-- GIVEN TASK --
Filter the data for lines with the word "INTERNATIONAL", then copy every line so identified.
---- DATA SUPPLIED
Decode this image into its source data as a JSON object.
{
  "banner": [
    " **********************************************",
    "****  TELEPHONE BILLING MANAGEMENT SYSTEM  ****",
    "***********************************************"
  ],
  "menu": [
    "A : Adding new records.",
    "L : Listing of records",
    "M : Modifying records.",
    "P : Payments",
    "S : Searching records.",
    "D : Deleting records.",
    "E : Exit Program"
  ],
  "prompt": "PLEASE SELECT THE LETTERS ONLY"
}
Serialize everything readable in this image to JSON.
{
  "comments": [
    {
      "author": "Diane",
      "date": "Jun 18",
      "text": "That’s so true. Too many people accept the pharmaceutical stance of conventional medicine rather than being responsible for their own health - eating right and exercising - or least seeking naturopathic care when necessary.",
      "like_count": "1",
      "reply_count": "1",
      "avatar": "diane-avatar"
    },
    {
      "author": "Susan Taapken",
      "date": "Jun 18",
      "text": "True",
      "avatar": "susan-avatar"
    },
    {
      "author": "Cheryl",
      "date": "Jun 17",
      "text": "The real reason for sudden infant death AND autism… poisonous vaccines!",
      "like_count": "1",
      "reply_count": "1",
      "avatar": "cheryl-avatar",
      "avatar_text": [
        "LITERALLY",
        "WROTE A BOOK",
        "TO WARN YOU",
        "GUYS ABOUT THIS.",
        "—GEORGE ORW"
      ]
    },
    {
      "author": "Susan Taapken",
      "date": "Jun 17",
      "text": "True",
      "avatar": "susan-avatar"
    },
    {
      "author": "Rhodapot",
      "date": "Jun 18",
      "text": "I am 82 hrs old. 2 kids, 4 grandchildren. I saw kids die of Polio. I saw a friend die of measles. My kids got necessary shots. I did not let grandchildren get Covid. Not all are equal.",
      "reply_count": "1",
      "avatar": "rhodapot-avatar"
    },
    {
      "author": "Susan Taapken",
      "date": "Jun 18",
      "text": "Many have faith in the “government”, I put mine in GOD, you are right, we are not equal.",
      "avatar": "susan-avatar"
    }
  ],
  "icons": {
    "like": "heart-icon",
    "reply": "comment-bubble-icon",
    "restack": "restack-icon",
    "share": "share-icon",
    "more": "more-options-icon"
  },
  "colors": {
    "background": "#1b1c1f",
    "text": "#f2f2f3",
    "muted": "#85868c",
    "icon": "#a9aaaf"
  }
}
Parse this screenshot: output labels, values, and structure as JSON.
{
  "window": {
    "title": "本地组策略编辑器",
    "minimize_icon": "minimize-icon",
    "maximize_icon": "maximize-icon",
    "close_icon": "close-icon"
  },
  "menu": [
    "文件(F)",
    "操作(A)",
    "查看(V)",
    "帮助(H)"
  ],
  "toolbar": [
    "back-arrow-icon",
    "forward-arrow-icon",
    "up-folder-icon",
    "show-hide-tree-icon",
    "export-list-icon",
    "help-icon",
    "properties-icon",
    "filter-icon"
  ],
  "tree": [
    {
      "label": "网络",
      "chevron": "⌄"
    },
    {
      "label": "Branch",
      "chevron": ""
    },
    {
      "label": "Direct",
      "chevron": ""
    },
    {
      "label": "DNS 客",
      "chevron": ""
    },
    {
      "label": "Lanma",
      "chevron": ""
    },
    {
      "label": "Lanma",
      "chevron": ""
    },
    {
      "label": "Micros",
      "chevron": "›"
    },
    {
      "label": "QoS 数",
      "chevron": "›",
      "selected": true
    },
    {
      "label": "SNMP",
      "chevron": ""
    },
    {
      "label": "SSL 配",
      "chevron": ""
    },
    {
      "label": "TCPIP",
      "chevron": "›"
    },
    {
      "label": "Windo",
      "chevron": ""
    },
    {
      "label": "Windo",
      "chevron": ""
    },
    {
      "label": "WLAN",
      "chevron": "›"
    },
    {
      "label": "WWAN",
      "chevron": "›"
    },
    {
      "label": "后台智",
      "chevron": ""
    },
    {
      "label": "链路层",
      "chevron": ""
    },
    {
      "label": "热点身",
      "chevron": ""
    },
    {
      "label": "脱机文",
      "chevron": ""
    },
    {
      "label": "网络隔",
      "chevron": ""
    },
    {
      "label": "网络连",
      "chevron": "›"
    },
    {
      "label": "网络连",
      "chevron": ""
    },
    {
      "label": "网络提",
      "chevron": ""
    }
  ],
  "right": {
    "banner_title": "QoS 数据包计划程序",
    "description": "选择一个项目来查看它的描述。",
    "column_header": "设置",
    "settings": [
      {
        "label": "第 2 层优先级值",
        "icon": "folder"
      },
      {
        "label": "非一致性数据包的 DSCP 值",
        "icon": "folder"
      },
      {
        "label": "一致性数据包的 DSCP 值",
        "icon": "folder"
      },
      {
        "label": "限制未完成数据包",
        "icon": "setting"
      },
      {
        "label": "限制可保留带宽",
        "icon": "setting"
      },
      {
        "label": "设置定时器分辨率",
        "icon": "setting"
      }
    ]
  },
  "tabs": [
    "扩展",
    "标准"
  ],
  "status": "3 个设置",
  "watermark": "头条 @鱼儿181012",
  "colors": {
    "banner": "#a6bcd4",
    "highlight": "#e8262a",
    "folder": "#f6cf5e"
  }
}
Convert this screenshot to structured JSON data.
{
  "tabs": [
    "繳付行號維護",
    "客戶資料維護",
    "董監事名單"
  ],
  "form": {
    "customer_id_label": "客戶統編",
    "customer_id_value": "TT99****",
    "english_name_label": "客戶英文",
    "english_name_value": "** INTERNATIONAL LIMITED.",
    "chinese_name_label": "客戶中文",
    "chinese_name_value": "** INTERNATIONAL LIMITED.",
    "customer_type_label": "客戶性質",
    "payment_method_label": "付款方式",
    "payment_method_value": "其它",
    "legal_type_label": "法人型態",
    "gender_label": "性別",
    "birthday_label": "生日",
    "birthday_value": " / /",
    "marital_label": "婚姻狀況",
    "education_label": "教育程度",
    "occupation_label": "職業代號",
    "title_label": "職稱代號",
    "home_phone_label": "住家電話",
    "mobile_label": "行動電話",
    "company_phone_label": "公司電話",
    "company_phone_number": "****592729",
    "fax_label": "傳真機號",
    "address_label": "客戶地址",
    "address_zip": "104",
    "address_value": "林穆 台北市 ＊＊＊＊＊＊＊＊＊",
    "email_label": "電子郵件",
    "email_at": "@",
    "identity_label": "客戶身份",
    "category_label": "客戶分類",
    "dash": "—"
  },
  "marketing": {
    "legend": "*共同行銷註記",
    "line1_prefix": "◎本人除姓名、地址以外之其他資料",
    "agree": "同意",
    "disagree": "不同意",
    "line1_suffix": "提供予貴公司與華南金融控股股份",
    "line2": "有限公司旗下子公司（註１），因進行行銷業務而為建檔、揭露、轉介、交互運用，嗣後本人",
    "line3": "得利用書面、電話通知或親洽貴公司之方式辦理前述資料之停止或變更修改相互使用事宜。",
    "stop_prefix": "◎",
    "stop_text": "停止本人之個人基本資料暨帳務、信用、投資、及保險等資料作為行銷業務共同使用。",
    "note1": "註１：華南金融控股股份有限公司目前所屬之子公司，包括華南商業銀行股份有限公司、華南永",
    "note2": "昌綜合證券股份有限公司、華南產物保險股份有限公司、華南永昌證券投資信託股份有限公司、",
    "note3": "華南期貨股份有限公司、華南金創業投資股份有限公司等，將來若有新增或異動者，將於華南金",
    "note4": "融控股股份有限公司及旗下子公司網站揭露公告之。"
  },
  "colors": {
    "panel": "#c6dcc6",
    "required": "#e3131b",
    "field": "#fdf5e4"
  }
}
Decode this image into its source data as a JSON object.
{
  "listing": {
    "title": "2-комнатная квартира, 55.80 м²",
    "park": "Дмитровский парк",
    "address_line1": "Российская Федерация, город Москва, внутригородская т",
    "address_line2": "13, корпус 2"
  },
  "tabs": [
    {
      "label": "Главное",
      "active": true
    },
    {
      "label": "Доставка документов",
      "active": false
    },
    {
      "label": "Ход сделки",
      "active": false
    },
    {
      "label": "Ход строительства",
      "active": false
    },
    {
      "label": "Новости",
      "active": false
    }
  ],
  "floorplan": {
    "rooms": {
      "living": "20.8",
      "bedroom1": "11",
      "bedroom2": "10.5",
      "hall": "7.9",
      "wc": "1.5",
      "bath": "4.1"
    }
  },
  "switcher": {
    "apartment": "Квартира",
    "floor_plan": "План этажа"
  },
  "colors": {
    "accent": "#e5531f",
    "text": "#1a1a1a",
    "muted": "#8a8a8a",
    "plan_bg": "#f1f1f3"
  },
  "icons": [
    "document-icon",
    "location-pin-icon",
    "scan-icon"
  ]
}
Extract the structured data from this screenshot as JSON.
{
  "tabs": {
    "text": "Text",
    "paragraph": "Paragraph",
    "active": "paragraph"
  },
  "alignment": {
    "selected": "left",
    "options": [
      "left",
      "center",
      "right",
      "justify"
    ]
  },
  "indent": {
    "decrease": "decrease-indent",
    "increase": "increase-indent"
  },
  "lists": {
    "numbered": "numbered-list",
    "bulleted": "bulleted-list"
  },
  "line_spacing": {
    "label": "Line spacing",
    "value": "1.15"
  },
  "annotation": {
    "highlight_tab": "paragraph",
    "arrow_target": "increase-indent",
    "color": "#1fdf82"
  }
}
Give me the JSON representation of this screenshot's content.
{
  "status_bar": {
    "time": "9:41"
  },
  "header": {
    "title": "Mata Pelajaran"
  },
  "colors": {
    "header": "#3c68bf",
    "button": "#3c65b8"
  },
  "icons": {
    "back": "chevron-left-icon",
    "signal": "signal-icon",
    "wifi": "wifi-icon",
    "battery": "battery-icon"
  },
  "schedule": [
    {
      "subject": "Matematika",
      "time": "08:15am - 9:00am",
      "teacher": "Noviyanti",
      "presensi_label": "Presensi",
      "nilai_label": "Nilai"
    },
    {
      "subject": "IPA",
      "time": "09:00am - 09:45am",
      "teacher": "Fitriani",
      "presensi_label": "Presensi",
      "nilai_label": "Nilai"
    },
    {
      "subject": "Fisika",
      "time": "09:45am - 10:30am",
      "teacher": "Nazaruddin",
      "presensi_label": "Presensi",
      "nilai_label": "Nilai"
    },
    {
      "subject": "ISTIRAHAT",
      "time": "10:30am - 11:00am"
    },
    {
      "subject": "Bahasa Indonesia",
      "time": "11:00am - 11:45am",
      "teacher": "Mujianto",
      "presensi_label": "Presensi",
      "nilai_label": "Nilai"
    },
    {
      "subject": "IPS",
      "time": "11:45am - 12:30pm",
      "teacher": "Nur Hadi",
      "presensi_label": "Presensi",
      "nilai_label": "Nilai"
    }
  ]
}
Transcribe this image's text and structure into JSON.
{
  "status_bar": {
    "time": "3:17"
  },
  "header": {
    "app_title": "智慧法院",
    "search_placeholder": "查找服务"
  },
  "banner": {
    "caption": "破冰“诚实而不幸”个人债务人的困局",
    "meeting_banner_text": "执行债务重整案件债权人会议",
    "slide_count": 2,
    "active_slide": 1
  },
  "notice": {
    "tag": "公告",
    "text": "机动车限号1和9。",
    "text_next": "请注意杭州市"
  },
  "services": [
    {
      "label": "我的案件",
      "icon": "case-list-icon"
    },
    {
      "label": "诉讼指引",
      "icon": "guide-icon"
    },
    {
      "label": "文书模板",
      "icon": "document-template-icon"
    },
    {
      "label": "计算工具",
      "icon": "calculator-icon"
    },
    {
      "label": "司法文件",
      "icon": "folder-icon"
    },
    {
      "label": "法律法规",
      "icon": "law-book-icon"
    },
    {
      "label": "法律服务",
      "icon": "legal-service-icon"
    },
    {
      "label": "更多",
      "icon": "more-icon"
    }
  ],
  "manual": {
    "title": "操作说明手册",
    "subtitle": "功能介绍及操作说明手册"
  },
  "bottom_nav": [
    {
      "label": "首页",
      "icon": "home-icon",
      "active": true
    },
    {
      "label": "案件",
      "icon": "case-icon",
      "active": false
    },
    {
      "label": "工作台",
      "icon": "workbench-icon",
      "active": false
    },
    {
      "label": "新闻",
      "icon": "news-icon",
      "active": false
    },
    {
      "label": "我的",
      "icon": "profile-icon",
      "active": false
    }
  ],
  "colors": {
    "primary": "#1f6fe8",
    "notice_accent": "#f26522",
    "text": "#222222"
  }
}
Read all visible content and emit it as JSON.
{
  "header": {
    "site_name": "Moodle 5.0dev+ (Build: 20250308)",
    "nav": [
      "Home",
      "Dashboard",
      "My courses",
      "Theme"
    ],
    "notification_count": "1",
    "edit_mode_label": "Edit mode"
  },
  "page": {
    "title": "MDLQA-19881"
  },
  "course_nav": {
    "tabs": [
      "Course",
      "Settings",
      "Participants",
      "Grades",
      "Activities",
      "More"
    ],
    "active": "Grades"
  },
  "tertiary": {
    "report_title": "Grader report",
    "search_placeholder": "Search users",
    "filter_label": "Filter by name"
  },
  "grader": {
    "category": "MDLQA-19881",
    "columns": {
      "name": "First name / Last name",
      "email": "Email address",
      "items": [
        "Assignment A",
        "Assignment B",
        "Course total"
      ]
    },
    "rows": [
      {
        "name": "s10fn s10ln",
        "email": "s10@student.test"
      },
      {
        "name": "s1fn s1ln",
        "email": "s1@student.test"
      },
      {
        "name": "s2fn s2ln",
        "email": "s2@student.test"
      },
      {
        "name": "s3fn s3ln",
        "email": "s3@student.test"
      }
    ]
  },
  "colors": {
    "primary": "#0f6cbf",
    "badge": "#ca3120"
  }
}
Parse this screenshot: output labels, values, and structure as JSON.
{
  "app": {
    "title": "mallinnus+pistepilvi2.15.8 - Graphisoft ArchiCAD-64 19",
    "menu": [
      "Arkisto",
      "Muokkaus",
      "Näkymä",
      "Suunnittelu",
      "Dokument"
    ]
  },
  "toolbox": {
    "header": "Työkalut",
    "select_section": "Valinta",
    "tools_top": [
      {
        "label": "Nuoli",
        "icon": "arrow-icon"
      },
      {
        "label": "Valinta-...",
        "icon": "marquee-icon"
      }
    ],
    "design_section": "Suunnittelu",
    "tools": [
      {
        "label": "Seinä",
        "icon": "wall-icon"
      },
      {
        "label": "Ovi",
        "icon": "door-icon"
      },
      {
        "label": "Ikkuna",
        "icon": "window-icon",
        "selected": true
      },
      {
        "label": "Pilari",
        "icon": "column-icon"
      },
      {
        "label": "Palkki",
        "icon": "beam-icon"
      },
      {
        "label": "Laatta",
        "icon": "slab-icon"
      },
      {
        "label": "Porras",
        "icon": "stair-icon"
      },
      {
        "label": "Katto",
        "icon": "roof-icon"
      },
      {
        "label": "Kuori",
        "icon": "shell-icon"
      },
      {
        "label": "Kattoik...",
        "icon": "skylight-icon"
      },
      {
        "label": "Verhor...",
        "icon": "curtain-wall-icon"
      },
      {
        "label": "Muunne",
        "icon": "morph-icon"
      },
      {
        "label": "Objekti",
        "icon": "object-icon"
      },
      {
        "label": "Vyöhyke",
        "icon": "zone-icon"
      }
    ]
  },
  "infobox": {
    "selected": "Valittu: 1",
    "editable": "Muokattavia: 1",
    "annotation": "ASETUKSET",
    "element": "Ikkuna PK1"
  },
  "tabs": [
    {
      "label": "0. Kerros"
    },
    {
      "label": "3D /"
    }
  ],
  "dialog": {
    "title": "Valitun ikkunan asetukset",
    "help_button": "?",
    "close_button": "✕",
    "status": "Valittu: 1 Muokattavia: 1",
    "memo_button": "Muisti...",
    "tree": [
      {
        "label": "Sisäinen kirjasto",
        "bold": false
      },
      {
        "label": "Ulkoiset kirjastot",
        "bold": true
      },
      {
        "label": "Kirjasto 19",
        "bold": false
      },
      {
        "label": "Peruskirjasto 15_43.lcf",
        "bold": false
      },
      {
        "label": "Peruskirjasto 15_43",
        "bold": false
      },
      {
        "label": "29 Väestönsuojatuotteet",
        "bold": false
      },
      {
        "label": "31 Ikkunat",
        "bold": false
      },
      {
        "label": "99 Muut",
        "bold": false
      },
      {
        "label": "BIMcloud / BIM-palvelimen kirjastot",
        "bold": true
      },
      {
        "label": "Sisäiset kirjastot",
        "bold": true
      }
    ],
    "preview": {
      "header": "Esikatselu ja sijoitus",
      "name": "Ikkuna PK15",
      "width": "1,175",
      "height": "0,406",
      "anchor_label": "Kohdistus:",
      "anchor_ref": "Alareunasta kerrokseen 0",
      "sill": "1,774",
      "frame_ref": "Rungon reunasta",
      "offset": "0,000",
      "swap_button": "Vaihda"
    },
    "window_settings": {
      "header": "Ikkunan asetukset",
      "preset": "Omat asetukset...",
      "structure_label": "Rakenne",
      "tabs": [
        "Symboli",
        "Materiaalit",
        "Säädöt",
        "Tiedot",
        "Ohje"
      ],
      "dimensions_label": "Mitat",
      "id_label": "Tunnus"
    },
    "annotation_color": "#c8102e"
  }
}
--------
-- TASK RESPONSE --
    "english_name_value": "** INTERNATIONAL LIMITED.",
    "chinese_name_value": "** INTERNATIONAL LIMITED.",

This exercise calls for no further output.